• _Given instruction_
Below are the records; locate each line with the word "mode" and copy it.

►

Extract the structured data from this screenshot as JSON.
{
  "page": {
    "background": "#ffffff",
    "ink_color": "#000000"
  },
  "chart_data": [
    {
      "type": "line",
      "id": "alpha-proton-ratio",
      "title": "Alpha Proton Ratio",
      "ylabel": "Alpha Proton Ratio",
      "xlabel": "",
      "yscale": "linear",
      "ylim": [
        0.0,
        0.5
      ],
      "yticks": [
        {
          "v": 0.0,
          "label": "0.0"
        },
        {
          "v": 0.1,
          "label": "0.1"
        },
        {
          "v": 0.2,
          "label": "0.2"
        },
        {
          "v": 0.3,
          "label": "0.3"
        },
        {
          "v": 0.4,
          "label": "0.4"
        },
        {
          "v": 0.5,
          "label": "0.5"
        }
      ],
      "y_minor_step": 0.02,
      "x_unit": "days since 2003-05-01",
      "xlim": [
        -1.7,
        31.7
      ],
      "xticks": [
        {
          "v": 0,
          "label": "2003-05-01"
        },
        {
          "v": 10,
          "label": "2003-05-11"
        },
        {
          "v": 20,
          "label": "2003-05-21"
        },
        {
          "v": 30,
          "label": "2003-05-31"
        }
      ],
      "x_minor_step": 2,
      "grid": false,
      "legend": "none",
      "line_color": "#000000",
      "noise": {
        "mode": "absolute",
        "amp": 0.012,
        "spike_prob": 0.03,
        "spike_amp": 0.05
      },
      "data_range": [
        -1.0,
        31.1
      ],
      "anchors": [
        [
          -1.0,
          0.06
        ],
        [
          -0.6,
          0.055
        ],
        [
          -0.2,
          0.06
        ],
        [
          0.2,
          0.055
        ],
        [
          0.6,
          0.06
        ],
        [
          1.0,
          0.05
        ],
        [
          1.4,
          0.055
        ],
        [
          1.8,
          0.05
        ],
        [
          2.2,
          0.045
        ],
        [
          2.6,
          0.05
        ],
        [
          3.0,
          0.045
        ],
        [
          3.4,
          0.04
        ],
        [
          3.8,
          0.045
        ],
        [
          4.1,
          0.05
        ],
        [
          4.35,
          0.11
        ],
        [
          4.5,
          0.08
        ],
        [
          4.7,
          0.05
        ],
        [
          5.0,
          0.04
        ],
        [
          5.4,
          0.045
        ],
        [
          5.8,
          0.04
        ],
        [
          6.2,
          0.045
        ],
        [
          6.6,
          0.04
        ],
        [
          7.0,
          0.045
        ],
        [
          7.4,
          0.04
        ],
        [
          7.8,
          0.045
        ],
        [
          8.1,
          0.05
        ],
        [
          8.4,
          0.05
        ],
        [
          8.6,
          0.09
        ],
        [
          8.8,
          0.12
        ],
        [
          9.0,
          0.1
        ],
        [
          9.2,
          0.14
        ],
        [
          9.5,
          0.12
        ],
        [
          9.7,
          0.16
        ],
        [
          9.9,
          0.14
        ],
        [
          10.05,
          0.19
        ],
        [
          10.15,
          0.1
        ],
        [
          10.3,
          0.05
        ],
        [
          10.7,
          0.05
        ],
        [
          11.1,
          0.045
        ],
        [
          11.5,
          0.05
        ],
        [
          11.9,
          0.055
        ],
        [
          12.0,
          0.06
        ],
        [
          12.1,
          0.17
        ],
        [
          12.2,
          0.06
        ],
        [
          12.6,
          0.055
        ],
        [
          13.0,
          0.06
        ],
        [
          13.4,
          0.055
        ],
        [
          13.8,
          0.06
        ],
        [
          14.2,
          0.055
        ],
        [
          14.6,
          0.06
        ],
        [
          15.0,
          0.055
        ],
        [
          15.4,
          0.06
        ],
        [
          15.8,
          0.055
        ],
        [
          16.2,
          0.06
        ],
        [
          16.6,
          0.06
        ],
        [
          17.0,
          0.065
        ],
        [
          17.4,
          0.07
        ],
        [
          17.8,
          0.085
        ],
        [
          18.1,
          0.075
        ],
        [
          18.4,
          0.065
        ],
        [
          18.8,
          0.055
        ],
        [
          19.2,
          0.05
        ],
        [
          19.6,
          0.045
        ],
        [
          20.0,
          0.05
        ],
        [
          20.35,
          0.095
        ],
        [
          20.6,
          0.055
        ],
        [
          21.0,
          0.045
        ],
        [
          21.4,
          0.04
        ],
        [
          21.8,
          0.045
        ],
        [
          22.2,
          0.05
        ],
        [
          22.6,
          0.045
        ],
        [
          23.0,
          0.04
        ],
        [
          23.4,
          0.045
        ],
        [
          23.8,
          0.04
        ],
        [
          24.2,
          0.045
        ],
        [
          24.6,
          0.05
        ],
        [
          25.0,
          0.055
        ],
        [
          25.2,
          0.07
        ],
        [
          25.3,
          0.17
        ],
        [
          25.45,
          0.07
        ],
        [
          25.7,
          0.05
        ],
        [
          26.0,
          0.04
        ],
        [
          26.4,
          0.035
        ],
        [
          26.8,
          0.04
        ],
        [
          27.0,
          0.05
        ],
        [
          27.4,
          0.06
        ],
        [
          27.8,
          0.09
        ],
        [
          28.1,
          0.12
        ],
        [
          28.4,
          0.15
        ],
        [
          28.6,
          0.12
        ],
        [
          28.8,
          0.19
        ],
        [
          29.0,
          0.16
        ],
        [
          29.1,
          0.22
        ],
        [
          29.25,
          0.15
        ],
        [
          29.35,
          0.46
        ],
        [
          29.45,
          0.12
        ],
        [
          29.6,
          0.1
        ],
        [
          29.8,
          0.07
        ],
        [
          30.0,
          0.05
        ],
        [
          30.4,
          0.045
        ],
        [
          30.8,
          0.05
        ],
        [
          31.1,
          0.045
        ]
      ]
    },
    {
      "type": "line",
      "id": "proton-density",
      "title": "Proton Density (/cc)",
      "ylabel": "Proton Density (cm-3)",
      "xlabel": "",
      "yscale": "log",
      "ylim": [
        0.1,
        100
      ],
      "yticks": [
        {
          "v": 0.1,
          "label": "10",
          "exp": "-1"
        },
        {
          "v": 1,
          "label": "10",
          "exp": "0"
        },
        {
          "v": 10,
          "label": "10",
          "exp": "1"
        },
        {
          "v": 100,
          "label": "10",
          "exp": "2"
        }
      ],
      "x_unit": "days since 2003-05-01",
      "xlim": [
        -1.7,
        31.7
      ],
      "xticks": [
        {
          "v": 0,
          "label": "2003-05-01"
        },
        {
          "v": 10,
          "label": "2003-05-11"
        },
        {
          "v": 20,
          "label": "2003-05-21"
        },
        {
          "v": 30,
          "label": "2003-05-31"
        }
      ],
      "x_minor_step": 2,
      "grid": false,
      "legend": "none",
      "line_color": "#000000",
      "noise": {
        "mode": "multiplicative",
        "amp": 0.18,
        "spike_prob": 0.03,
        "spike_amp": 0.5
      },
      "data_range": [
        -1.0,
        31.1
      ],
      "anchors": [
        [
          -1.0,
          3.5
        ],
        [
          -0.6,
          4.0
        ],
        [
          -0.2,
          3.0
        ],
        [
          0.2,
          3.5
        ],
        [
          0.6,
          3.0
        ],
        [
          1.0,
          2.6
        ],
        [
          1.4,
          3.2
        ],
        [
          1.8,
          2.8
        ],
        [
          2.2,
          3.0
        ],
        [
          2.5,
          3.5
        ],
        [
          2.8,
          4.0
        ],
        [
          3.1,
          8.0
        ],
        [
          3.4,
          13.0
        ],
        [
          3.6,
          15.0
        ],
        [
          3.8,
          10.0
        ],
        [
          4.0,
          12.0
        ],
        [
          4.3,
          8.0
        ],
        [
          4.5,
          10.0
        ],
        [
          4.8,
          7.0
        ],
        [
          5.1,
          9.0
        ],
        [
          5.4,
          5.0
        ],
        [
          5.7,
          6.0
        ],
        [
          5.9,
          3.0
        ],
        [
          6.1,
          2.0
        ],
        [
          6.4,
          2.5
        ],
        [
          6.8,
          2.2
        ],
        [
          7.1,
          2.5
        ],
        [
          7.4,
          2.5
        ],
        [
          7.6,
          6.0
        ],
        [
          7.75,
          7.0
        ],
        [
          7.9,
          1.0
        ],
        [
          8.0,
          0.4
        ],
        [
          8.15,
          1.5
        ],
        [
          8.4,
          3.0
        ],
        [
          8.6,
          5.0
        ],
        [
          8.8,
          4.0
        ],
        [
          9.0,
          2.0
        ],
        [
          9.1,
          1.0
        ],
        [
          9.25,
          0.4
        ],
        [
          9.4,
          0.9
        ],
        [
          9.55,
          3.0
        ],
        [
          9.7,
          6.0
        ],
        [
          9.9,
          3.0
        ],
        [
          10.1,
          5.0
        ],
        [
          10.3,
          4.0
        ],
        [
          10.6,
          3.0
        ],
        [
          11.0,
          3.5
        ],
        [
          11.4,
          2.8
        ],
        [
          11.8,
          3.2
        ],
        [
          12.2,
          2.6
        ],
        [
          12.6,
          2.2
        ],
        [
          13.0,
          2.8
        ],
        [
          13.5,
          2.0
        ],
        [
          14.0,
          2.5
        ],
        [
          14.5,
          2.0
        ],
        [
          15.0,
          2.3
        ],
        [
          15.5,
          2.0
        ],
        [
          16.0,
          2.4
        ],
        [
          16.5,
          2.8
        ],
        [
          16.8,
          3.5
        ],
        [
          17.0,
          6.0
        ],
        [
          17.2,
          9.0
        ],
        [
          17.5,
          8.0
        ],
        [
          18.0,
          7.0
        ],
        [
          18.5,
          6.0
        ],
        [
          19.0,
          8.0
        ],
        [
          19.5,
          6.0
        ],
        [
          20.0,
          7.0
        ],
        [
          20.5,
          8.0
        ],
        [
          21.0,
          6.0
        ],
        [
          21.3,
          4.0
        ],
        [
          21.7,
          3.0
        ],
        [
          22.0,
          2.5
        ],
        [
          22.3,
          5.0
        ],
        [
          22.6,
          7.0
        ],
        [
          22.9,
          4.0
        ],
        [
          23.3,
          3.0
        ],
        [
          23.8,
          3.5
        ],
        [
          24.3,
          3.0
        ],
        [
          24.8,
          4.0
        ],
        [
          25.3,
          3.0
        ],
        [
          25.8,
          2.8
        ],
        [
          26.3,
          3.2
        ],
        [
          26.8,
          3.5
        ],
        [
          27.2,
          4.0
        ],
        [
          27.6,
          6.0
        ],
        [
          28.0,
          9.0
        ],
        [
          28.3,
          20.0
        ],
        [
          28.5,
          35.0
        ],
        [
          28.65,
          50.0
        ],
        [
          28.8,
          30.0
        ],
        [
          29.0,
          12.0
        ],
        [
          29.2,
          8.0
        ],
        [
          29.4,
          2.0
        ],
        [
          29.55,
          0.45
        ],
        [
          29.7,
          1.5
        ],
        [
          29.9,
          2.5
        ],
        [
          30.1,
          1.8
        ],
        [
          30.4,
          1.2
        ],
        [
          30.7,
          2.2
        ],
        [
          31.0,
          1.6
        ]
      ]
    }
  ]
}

◄

• _Response to this exercise_
        "mode": "absolute",
        "mode": "multiplicative",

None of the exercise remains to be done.